▸ Requirement 1: From the JBoss HTTPS thread, reproduce the passage starting at "I also tried" and ending at "it doesn't help.".
▸ Requirement 2: For each statement below, answer yes or no according to the JBoss HTTPS thread, and quote the words from the thread that decide it. (a) The client works over plain HTTP. (b) The custom socket factory works when run as a standalone application. (c) The poster is using jbossws-native version 3.2.

1 Reply Latest reply: Apr 9, 2012 9:14 AM by spyhunter99 RSS

JBoss5.1 and HTTPS webservice client

dario novakovic Newbie

Hello,

 

I created WS client which is OK for HTTP but in production it needs to run through HTTPS.

 

Setting system propoerties (-Djavax.net.ssl.trust...) is not an option!

 

I created custom socket factory which reads my truststore and it works as standalone app. I configure custom socketFactory like this:

 

((BindingProvider)port).getRequestContext().put("com.sun.xml.internal.ws.transport.https.client.SSLSocketFactory", new MySocketFactory());

 

 

However, when i deploy to JBoss5.1 i get SSLHandshakeException which means that MySocketFactory and my truststore are not used.

 

I also tried

put("org.jboss.ws.socketFactory", PaymentsSocketFactory.class.getName());

(from https://community.jboss.org/thread/164188)

but it doesn't help.

 

 

I use

Version: jbossws-native-3.1.2.GA

Build: 200905081542

 

 

Is there any way I can setup WS client in JBoss to use my own truststore when setting up HTTPS for WS call?

▸ Stored data entries:
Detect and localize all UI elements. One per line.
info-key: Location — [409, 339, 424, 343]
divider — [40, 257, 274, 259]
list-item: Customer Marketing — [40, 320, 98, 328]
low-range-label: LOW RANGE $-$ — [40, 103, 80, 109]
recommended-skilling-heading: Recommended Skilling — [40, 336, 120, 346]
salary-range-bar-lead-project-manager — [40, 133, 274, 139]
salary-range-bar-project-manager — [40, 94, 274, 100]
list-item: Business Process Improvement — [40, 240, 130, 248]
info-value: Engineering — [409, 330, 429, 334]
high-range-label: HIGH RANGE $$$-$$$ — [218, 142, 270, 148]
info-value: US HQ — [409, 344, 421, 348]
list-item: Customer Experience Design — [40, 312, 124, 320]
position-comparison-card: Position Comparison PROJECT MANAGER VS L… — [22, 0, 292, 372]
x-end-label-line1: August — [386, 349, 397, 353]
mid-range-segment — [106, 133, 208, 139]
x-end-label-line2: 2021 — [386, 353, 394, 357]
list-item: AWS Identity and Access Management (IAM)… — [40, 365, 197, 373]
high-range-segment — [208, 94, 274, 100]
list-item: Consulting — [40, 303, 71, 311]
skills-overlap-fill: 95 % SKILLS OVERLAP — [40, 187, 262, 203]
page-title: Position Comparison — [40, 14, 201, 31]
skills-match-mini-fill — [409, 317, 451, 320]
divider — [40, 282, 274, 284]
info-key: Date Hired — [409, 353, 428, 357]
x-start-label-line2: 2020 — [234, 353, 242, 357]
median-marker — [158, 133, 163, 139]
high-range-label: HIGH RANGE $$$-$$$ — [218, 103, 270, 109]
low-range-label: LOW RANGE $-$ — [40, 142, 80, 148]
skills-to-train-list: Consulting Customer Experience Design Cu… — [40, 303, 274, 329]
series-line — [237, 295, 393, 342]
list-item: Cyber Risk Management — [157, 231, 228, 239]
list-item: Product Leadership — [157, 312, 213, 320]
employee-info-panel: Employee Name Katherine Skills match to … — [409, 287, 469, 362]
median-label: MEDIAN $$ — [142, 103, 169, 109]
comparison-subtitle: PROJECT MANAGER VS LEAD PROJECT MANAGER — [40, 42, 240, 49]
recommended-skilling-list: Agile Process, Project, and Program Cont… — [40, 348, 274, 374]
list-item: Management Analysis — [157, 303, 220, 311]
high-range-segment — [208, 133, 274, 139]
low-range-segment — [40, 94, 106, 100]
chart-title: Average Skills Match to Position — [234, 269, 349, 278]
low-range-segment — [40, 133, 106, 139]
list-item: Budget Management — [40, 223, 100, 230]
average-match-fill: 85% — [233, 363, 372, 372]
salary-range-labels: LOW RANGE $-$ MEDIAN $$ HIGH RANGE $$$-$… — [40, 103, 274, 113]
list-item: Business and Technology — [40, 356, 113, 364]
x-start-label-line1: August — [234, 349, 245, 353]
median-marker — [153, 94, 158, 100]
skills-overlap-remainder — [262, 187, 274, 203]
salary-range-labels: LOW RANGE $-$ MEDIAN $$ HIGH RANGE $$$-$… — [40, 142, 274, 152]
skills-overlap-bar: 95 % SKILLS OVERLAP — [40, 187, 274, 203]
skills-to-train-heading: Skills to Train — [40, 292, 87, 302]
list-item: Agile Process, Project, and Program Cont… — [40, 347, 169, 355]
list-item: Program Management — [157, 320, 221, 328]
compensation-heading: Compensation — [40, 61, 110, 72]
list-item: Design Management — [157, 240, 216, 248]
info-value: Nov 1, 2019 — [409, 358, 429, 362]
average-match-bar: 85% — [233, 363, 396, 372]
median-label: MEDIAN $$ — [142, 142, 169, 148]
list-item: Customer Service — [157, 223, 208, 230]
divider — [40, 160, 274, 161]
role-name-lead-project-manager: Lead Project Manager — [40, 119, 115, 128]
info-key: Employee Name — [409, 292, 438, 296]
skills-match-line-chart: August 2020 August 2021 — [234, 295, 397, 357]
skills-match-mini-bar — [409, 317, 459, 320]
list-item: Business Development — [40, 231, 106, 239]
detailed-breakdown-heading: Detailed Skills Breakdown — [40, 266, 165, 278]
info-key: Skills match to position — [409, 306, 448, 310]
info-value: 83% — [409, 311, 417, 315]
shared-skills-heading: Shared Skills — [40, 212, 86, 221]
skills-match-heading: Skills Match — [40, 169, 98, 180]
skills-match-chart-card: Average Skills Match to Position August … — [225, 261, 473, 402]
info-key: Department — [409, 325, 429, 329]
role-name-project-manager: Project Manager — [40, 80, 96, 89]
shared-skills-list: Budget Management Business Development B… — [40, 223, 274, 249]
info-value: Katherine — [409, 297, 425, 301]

▸ Task solution 1:
I also tried

put("org.jboss.ws.socketFactory", PaymentsSocketFactory.class.getName());

(from https://community.jboss.org/thread/164188)

but it doesn't help.

▸ Task solution 2:
(a) Yes: "I created WS client which is OK for HTTP"
(b) Yes: "it works as standalone app"
(c) No: "Version: jbossws-native-3.1.2.GA"